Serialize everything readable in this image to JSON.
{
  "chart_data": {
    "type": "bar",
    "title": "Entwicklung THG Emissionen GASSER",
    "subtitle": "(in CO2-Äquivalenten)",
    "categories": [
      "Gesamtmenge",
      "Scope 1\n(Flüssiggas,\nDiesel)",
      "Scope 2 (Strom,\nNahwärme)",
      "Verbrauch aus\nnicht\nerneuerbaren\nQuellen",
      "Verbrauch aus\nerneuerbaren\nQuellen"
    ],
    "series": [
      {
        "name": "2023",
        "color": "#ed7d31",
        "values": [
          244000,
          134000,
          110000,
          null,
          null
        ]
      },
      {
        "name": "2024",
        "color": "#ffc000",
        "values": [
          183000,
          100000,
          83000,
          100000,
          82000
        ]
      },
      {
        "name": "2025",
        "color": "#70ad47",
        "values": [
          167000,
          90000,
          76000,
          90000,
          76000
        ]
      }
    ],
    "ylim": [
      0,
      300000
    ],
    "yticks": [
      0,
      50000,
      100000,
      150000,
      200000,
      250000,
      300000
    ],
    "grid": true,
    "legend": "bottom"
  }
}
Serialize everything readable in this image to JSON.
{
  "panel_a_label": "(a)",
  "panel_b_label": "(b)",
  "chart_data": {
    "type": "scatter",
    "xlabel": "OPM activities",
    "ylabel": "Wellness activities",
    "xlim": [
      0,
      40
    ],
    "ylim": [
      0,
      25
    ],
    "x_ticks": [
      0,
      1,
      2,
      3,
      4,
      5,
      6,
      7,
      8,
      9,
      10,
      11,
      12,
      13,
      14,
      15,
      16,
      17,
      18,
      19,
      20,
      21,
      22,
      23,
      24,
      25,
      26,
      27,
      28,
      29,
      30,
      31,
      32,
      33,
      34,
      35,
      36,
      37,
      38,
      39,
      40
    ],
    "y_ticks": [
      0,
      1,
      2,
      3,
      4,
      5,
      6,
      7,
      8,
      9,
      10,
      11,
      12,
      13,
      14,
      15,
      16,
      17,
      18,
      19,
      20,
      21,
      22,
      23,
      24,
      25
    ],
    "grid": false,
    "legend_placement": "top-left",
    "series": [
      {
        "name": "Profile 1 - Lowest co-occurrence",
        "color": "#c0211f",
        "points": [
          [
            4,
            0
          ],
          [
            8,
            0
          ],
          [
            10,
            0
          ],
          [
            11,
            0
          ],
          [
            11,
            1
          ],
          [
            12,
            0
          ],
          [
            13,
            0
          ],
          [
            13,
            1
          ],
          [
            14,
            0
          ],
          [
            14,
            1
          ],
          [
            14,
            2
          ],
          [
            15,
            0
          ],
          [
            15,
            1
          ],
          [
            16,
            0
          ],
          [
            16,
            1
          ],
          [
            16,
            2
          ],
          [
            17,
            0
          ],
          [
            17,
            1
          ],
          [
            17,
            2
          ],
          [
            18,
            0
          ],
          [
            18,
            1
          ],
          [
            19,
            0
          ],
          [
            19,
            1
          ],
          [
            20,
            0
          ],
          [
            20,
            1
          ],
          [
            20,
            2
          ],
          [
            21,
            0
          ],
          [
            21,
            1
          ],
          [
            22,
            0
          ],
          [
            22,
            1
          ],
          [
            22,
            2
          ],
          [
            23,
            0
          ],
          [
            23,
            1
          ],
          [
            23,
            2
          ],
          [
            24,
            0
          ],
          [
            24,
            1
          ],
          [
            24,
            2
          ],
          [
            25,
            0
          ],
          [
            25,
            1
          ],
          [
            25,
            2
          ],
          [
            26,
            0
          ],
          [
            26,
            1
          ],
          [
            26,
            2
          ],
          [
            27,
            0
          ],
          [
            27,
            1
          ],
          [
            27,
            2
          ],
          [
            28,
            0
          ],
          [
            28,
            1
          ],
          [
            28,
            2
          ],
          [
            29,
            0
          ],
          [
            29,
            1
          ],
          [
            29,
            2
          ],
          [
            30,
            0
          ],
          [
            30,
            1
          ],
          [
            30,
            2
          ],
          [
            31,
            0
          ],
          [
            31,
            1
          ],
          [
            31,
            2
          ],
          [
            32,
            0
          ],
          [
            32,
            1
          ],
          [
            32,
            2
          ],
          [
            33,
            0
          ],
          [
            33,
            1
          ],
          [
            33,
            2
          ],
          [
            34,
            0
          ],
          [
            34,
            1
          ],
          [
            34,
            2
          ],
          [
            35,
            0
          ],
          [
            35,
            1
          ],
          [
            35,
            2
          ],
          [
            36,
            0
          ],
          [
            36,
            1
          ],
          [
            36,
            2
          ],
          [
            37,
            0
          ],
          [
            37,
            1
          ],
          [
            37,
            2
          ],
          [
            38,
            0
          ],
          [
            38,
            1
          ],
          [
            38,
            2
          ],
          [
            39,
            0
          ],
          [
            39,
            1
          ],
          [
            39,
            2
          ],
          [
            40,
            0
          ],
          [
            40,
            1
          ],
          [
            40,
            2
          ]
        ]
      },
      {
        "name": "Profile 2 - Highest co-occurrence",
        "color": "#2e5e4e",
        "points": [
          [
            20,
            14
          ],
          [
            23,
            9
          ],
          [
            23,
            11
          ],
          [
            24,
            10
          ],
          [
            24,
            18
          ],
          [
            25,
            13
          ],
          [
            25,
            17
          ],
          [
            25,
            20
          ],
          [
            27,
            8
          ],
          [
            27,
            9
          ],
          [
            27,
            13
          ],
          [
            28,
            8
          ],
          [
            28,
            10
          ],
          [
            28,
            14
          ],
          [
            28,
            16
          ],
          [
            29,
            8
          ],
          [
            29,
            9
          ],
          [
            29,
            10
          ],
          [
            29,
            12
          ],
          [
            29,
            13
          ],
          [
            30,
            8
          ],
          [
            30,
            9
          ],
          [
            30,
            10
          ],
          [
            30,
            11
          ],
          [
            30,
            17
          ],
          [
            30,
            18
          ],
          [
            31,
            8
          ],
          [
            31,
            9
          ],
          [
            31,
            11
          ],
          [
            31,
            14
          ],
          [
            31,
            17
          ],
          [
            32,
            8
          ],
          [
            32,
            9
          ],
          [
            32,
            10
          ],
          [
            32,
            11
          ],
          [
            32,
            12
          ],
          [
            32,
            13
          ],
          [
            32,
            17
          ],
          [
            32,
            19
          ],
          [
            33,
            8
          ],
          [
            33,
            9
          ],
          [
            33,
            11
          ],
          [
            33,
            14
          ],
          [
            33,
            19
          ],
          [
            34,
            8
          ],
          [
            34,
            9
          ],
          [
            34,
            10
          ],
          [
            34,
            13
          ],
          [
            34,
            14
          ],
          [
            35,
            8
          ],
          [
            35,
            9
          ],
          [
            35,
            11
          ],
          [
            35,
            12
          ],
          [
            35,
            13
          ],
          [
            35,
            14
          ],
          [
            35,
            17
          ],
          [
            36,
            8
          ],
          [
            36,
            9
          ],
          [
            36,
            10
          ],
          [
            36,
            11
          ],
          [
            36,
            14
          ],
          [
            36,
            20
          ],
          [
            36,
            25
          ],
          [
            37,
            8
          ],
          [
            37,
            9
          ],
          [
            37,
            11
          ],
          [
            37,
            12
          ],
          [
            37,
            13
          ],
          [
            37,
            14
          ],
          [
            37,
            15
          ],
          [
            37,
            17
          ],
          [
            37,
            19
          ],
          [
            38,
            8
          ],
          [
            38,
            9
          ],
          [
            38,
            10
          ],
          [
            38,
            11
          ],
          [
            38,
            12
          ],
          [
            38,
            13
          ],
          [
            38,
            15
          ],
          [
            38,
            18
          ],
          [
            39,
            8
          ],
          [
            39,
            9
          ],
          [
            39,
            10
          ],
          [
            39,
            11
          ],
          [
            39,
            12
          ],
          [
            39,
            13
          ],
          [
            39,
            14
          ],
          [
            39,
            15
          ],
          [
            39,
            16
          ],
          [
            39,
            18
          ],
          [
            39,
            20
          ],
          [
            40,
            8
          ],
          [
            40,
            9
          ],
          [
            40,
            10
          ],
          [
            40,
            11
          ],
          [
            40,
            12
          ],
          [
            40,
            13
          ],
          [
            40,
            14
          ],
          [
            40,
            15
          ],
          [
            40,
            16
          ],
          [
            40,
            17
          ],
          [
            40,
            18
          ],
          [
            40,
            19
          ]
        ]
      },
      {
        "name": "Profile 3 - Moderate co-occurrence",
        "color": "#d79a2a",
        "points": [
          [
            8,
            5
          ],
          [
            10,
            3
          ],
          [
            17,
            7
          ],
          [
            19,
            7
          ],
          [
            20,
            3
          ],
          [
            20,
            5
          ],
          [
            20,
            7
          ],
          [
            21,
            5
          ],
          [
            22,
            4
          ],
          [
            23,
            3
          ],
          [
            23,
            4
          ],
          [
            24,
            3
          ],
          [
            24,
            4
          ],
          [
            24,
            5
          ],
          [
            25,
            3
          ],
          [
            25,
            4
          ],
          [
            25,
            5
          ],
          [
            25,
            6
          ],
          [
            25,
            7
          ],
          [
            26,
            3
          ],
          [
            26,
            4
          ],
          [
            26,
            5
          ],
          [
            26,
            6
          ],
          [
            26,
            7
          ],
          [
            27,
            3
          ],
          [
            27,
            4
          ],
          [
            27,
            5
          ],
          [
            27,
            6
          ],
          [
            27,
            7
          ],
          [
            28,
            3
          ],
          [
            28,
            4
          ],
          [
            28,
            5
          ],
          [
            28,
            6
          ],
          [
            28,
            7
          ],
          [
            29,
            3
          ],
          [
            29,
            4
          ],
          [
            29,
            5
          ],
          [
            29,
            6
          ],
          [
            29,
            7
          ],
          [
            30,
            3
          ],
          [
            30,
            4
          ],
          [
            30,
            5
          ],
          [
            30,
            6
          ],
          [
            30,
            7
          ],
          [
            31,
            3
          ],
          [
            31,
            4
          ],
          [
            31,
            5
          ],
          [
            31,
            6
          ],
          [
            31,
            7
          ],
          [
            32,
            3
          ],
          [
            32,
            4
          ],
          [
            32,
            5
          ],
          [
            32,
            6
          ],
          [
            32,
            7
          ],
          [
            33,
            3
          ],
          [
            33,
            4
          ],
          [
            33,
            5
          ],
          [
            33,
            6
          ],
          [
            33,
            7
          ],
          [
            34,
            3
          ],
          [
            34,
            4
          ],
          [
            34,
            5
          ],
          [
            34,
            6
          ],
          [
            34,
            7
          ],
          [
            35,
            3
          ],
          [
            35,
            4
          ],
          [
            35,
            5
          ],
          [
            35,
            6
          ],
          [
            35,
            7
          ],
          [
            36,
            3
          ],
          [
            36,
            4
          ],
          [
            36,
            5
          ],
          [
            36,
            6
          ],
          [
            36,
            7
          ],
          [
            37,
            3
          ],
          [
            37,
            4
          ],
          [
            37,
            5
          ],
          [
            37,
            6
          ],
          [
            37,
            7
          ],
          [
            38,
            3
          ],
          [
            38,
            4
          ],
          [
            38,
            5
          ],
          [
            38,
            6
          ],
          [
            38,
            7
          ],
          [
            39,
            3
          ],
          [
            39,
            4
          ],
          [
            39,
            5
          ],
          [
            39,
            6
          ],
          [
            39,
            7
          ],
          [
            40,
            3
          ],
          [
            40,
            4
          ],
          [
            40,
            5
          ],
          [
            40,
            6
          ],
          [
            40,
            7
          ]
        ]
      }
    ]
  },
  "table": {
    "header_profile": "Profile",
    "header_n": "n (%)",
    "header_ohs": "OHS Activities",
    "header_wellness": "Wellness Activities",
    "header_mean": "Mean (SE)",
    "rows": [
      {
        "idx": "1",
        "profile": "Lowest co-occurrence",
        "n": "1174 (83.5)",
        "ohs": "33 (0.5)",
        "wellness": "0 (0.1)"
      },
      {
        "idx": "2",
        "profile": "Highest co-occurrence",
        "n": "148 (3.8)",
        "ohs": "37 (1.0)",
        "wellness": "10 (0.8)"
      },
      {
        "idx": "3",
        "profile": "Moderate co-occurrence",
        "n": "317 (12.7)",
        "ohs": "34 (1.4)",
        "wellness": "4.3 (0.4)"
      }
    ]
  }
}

----------

(TASK INSTRUCTIONS): Extract from the material all lines containing the string "Lowest".

(EXERCISE RESULT):
        "name": "Profile 1 - Lowest co-occurrence",
        "profile": "Lowest co-occurrence",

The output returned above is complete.